● **TASK TO COMPLETE**: Identify and reproduce every line holding the string "frac".

● **RAW DATA**:

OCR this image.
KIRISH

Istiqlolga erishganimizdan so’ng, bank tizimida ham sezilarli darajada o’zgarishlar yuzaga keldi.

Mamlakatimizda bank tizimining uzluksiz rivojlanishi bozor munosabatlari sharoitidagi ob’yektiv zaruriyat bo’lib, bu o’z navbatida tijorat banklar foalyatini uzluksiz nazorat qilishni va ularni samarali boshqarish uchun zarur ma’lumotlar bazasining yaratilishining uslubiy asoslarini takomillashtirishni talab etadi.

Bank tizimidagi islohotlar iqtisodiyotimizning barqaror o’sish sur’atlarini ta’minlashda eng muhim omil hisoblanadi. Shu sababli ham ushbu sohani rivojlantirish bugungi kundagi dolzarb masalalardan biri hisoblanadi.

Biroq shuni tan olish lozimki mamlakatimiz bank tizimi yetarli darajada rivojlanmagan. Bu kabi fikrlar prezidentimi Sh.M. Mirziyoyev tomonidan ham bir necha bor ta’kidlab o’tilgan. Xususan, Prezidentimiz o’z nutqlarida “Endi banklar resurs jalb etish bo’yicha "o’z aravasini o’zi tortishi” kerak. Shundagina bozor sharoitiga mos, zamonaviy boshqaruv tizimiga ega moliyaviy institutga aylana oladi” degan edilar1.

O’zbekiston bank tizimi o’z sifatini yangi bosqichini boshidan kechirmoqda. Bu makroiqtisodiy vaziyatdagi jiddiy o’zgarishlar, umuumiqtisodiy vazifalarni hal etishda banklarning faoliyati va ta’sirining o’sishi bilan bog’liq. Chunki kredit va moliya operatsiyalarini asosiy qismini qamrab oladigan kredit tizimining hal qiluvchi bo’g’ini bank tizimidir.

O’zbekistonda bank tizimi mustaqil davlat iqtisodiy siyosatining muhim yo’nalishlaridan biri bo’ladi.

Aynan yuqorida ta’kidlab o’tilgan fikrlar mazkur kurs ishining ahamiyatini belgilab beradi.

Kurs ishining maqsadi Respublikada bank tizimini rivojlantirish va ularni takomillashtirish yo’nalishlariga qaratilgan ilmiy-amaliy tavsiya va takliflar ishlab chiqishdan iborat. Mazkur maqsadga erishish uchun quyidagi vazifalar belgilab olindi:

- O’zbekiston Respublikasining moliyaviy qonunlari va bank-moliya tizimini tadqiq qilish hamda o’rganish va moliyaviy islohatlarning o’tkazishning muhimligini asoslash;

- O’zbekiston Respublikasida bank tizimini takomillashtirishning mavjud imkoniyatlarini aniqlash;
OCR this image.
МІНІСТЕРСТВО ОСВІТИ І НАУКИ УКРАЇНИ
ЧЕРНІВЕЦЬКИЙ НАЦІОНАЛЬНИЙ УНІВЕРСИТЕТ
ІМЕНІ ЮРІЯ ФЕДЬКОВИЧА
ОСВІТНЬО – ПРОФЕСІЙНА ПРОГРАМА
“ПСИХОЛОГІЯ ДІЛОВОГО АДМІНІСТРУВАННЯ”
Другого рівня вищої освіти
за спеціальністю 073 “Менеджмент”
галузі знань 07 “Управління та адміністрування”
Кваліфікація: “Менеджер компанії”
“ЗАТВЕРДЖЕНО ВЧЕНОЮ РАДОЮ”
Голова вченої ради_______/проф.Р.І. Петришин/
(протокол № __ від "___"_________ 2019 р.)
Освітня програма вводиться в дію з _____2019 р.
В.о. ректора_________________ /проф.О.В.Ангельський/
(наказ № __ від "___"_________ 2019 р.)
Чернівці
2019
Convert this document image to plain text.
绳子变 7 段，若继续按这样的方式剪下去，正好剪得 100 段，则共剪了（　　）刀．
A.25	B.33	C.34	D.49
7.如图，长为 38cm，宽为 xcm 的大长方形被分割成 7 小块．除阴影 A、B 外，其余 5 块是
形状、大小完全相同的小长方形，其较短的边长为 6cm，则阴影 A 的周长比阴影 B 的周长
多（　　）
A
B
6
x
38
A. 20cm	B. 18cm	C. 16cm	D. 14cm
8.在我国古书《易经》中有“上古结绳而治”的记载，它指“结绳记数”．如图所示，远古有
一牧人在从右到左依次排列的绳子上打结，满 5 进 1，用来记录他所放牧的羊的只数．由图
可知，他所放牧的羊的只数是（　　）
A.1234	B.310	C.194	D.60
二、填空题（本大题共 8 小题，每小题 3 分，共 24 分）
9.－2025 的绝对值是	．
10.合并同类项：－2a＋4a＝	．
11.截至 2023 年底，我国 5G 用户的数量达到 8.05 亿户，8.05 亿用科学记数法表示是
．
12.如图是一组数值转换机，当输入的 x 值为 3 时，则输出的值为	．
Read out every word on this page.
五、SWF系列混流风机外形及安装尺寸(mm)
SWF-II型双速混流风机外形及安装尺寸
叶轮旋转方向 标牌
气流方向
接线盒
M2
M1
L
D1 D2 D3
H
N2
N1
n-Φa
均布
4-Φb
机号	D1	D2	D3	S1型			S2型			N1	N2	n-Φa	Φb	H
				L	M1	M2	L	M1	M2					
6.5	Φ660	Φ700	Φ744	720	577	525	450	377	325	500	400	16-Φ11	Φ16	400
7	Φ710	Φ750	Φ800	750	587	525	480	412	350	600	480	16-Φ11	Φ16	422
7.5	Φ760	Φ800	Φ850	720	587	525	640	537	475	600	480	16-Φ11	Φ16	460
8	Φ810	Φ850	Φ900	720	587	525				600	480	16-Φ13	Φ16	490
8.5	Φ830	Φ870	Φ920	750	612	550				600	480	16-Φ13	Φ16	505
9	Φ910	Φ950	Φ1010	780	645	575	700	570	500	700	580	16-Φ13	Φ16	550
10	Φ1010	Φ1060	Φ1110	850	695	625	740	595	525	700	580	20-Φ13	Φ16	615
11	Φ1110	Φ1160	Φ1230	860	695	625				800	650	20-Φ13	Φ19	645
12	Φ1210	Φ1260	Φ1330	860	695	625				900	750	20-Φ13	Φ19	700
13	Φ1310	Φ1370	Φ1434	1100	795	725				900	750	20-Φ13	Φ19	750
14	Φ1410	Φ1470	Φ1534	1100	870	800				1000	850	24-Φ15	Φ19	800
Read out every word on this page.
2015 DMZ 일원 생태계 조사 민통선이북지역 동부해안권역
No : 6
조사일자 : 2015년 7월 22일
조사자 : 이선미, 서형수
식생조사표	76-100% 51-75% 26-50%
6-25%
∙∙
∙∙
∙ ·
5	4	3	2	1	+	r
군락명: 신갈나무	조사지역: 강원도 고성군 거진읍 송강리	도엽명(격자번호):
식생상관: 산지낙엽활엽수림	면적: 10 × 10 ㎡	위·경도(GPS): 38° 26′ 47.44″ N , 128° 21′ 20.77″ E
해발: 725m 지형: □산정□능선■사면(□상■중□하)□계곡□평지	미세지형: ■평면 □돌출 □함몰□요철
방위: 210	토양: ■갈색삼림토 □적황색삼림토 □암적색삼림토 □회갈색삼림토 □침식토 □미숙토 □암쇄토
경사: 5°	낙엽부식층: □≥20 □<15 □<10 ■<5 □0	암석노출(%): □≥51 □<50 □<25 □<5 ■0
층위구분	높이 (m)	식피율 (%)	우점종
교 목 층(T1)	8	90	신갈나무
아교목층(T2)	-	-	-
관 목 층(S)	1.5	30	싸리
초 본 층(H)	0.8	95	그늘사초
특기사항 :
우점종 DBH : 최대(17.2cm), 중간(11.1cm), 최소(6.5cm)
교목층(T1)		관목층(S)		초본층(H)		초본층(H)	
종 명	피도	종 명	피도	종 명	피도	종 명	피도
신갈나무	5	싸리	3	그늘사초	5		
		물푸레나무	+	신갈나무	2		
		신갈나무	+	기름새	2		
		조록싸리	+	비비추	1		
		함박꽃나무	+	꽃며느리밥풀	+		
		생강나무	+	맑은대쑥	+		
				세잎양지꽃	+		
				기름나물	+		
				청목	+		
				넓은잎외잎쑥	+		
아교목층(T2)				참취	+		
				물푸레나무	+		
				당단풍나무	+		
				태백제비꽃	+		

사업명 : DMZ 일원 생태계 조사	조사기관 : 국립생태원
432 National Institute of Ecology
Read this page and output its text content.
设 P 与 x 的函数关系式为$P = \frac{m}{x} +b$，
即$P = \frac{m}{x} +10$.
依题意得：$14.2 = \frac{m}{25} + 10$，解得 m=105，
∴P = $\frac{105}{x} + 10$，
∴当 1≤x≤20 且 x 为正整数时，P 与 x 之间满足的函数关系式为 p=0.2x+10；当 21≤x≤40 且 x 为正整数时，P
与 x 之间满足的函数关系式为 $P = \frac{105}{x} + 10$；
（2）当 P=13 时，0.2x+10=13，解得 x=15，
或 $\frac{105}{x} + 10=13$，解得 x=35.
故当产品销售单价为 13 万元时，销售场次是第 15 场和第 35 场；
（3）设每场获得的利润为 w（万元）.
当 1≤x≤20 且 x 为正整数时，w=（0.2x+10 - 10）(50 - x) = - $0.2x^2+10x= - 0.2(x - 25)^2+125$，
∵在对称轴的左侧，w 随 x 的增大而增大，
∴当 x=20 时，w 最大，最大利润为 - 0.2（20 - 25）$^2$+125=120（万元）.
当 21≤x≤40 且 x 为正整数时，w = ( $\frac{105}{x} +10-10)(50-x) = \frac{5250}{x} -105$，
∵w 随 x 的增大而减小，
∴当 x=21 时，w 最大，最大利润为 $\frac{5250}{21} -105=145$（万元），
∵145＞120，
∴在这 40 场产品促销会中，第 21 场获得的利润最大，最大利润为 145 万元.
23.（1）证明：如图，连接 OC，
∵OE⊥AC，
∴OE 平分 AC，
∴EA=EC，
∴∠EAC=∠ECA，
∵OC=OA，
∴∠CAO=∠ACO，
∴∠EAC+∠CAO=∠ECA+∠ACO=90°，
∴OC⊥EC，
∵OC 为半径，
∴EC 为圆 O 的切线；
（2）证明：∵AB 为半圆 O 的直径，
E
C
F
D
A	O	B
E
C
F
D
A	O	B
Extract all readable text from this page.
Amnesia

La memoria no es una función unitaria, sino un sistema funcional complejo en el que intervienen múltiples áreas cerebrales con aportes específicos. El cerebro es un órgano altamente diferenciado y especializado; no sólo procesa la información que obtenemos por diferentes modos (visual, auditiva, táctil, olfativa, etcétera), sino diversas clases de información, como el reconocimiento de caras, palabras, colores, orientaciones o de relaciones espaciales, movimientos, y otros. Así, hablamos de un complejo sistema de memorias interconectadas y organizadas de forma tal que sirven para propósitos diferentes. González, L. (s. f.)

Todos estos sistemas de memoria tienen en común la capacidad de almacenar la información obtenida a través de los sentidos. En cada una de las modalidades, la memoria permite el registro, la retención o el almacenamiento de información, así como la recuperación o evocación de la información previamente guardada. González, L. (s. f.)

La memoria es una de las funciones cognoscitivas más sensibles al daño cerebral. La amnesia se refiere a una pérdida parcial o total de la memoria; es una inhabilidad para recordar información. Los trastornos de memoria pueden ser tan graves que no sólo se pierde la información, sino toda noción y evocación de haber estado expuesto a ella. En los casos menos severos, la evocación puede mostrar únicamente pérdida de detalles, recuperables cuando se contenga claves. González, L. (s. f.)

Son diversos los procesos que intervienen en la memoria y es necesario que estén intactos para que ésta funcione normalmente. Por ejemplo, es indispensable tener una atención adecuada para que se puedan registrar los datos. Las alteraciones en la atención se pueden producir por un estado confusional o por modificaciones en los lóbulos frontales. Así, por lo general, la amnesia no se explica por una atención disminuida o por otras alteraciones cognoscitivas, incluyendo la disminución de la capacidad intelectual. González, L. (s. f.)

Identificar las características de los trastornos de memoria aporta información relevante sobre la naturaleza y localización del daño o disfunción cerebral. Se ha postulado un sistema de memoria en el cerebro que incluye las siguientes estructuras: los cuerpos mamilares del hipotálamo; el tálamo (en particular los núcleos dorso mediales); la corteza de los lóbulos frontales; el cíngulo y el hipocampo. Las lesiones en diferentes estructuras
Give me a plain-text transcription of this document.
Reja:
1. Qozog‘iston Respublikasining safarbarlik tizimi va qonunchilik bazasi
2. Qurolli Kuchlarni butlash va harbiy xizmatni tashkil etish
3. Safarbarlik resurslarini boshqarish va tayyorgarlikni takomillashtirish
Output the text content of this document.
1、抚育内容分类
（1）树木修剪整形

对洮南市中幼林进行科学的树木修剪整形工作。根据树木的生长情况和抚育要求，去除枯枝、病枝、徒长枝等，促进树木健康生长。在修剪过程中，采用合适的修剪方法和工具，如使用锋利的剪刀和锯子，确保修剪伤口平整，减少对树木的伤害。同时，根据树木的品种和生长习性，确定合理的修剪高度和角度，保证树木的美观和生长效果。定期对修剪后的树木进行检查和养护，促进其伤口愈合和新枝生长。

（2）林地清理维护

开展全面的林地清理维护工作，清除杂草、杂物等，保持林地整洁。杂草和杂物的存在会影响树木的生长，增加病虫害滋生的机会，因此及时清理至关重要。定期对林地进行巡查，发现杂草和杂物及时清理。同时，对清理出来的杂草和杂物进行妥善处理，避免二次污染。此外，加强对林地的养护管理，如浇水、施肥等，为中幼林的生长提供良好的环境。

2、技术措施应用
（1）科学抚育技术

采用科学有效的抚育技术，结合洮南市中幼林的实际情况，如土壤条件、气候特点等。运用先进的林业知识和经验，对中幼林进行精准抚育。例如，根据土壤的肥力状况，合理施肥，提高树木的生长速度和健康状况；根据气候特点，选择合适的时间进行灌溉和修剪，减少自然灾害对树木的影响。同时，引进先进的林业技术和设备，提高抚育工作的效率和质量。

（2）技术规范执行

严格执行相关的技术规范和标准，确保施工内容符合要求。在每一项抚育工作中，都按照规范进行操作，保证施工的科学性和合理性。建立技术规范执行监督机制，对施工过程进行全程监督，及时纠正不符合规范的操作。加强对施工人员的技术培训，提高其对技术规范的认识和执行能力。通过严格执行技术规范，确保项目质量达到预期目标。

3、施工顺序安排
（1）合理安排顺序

● **RESULT**:
设 P 与 x 的函数关系式为$P = \frac{m}{x} +b$，
即$P = \frac{m}{x} +10$.
依题意得：$14.2 = \frac{m}{25} + 10$，解得 m=105，
∴P = $\frac{105}{x} + 10$，
与 x 之间满足的函数关系式为 $P = \frac{105}{x} + 10$；
或 $\frac{105}{x} + 10=13$，解得 x=35.
当 21≤x≤40 且 x 为正整数时，w = ( $\frac{105}{x} +10-10)(50-x) = \frac{5250}{x} -105$，
∴当 x=21 时，w 最大，最大利润为 $\frac{5250}{21} -105=145$（万元），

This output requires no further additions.